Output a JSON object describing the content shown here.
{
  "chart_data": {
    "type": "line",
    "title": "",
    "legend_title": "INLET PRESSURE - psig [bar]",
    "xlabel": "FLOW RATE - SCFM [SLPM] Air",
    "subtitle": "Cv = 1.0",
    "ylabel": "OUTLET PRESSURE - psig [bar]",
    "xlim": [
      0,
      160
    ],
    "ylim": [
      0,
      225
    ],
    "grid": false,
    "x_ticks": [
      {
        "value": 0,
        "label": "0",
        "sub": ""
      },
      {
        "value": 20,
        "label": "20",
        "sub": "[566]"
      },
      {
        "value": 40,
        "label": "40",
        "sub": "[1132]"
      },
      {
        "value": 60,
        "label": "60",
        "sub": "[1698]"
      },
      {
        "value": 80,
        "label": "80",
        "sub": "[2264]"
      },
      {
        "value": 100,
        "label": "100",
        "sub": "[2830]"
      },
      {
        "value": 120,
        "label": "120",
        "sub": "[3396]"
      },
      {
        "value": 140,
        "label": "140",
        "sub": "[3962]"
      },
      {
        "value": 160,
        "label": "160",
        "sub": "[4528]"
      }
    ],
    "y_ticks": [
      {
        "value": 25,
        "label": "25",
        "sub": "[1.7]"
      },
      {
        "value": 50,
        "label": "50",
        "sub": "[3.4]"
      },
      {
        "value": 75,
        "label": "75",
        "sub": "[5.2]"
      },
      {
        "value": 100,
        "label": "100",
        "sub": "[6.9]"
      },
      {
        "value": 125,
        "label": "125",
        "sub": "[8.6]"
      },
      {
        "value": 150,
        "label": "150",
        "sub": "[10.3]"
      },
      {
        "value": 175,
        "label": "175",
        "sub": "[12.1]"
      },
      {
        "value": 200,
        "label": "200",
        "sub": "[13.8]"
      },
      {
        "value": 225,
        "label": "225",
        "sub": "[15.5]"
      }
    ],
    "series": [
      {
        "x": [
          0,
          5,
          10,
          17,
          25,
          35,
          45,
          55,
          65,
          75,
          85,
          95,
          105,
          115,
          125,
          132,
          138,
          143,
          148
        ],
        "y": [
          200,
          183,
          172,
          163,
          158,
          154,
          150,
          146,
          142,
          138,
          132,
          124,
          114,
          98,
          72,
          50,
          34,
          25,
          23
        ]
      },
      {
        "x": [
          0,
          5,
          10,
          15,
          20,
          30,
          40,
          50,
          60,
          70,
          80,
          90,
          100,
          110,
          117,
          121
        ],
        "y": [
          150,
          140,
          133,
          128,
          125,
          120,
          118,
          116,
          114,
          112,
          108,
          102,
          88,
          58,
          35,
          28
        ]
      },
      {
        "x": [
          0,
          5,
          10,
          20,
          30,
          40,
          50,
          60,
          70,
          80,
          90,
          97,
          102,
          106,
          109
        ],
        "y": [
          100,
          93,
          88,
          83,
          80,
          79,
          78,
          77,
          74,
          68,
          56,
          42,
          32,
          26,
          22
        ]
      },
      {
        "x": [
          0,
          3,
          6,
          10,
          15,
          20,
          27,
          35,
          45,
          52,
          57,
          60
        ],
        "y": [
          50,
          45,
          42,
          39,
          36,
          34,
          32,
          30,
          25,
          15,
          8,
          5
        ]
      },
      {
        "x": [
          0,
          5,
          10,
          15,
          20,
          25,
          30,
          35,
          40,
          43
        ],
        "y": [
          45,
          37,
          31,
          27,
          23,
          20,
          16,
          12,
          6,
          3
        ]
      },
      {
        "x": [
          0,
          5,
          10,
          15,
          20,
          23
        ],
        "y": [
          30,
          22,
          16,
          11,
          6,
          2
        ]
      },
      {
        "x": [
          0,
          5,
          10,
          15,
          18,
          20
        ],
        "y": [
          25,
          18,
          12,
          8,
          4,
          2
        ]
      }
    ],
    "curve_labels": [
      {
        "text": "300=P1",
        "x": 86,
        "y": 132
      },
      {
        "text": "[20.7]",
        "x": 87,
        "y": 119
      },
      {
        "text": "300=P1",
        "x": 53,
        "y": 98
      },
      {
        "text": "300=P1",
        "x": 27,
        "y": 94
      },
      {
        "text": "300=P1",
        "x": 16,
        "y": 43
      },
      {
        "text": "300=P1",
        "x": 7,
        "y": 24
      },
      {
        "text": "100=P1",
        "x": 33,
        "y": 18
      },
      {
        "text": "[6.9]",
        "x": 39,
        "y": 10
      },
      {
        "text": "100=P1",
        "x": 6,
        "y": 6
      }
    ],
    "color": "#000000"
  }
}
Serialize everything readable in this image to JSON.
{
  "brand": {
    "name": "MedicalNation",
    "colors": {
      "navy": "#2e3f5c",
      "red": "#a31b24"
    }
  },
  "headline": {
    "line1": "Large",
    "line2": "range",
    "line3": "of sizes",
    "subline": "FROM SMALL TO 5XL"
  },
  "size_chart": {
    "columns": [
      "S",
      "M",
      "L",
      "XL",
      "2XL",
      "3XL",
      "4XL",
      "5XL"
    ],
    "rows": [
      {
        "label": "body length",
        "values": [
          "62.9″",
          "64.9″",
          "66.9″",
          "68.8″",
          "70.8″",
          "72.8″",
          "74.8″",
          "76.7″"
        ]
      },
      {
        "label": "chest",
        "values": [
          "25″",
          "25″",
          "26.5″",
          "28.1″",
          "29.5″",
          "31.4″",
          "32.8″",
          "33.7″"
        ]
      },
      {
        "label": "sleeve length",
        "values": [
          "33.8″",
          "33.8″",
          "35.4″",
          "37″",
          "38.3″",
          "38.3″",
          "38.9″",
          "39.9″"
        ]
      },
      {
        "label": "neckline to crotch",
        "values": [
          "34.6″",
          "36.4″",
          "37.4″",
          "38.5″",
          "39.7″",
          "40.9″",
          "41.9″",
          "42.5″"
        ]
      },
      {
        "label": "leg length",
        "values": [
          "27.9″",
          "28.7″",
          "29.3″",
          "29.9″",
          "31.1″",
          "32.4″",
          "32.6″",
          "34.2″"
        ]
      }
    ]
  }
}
—————
§ Set exercise: Repeat the records above exactly.

§ Finished answer:
Output a JSON object describing the content shown here.
{
  "chart_data": {
    "type": "line",
    "title": "",
    "legend_title": "INLET PRESSURE - psig [bar]",
    "xlabel": "FLOW RATE - SCFM [SLPM] Air",
    "subtitle": "Cv = 1.0",
    "ylabel": "OUTLET PRESSURE - psig [bar]",
    "xlim": [
      0,
      160
    ],
    "ylim": [
      0,
      225
    ],
    "grid": false,
    "x_ticks": [
      {
        "value": 0,
        "label": "0",
        "sub": ""
      },
      {
        "value": 20,
        "label": "20",
        "sub": "[566]"
      },
      {
        "value": 40,
        "label": "40",
        "sub": "[1132]"
      },
      {
        "value": 60,
        "label": "60",
        "sub": "[1698]"
      },
      {
        "value": 80,
        "label": "80",
        "sub": "[2264]"
      },
      {
        "value": 100,
        "label": "100",
        "sub": "[2830]"
      },
      {
        "value": 120,
        "label": "120",
        "sub": "[3396]"
      },
      {
        "value": 140,
        "label": "140",
        "sub": "[3962]"
      },
      {
        "value": 160,
        "label": "160",
        "sub": "[4528]"
      }
    ],
    "y_ticks": [
      {
        "value": 25,
        "label": "25",
        "sub": "[1.7]"
      },
      {
        "value": 50,
        "label": "50",
        "sub": "[3.4]"
      },
      {
        "value": 75,
        "label": "75",
        "sub": "[5.2]"
      },
      {
        "value": 100,
        "label": "100",
        "sub": "[6.9]"
      },
      {
        "value": 125,
        "label": "125",
        "sub": "[8.6]"
      },
      {
        "value": 150,
        "label": "150",
        "sub": "[10.3]"
      },
      {
        "value": 175,
        "label": "175",
        "sub": "[12.1]"
      },
      {
        "value": 200,
        "label": "200",
        "sub": "[13.8]"
      },
      {
        "value": 225,
        "label": "225",
        "sub": "[15.5]"
      }
    ],
    "series": [
      {
        "x": [
          0,
          5,
          10,
          17,
          25,
          35,
          45,
          55,
          65,
          75,
          85,
          95,
          105,
          115,
          125,
          132,
          138,
          143,
          148
        ],
        "y": [
          200,
          183,
          172,
          163,
          158,
          154,
          150,
          146,
          142,
          138,
          132,
          124,
          114,
          98,
          72,
          50,
          34,
          25,
          23
        ]
      },
      {
        "x": [
          0,
          5,
          10,
          15,
          20,
          30,
          40,
          50,
          60,
          70,
          80,
          90,
          100,
          110,
          117,
          121
        ],
        "y": [
          150,
          140,
          133,
          128,
          125,
          120,
          118,
          116,
          114,
          112,
          108,
          102,
          88,
          58,
          35,
          28
        ]
      },
      {
        "x": [
          0,
          5,
          10,
          20,
          30,
          40,
          50,
          60,
          70,
          80,
          90,
          97,
          102,
          106,
          109
        ],
        "y": [
          100,
          93,
          88,
          83,
          80,
          79,
          78,
          77,
          74,
          68,
          56,
          42,
          32,
          26,
          22
        ]
      },
      {
        "x": [
          0,
          3,
          6,
          10,
          15,
          20,
          27,
          35,
          45,
          52,
          57,
          60
        ],
        "y": [
          50,
          45,
          42,
          39,
          36,
          34,
          32,
          30,
          25,
          15,
          8,
          5
        ]
      },
      {
        "x": [
          0,
          5,
          10,
          15,
          20,
          25,
          30,
          35,
          40,
          43
        ],
        "y": [
          45,
          37,
          31,
          27,
          23,
          20,
          16,
          12,
          6,
          3
        ]
      },
      {
        "x": [
          0,
          5,
          10,
          15,
          20,
          23
        ],
        "y": [
          30,
          22,
          16,
          11,
          6,
          2
        ]
      },
      {
        "x": [
          0,
          5,
          10,
          15,
          18,
          20
        ],
        "y": [
          25,
          18,
          12,
          8,
          4,
          2
        ]
      }
    ],
    "curve_labels": [
      {
        "text": "300=P1",
        "x": 86,
        "y": 132
      },
      {
        "text": "[20.7]",
        "x": 87,
        "y": 119
      },
      {
        "text": "300=P1",
        "x": 53,
        "y": 98
      },
      {
        "text": "300=P1",
        "x": 27,
        "y": 94
      },
      {
        "text": "300=P1",
        "x": 16,
        "y": 43
      },
      {
        "text": "300=P1",
        "x": 7,
        "y": 24
      },
      {
        "text": "100=P1",
        "x": 33,
        "y": 18
      },
      {
        "text": "[6.9]",
        "x": 39,
        "y": 10
      },
      {
        "text": "100=P1",
        "x": 6,
        "y": 6
      }
    ],
    "color": "#000000"
  }
}
Serialize everything readable in this image to JSON.
{
  "brand": {
    "name": "MedicalNation",
    "colors": {
      "navy": "#2e3f5c",
      "red": "#a31b24"
    }
  },
  "headline": {
    "line1": "Large",
    "line2": "range",
    "line3": "of sizes",
    "subline": "FROM SMALL TO 5XL"
  },
  "size_chart": {
    "columns": [
      "S",
      "M",
      "L",
      "XL",
      "2XL",
      "3XL",
      "4XL",
      "5XL"
    ],
    "rows": [
      {
        "label": "body length",
        "values": [
          "62.9″",
          "64.9″",
          "66.9″",
          "68.8″",
          "70.8″",
          "72.8″",
          "74.8″",
          "76.7″"
        ]
      },
      {
        "label": "chest",
        "values": [
          "25″",
          "25″",
          "26.5″",
          "28.1″",
          "29.5″",
          "31.4″",
          "32.8″",
          "33.7″"
        ]
      },
      {
        "label": "sleeve length",
        "values": [
          "33.8″",
          "33.8″",
          "35.4″",
          "37″",
          "38.3″",
          "38.3″",
          "38.9″",
          "39.9″"
        ]
      },
      {
        "label": "neckline to crotch",
        "values": [
          "34.6″",
          "36.4″",
          "37.4″",
          "38.5″",
          "39.7″",
          "40.9″",
          "41.9″",
          "42.5″"
        ]
      },
      {
        "label": "leg length",
        "values": [
          "27.9″",
          "28.7″",
          "29.3″",
          "29.9″",
          "31.1″",
          "32.4″",
          "32.6″",
          "34.2″"
        ]
      }
    ]
  }
}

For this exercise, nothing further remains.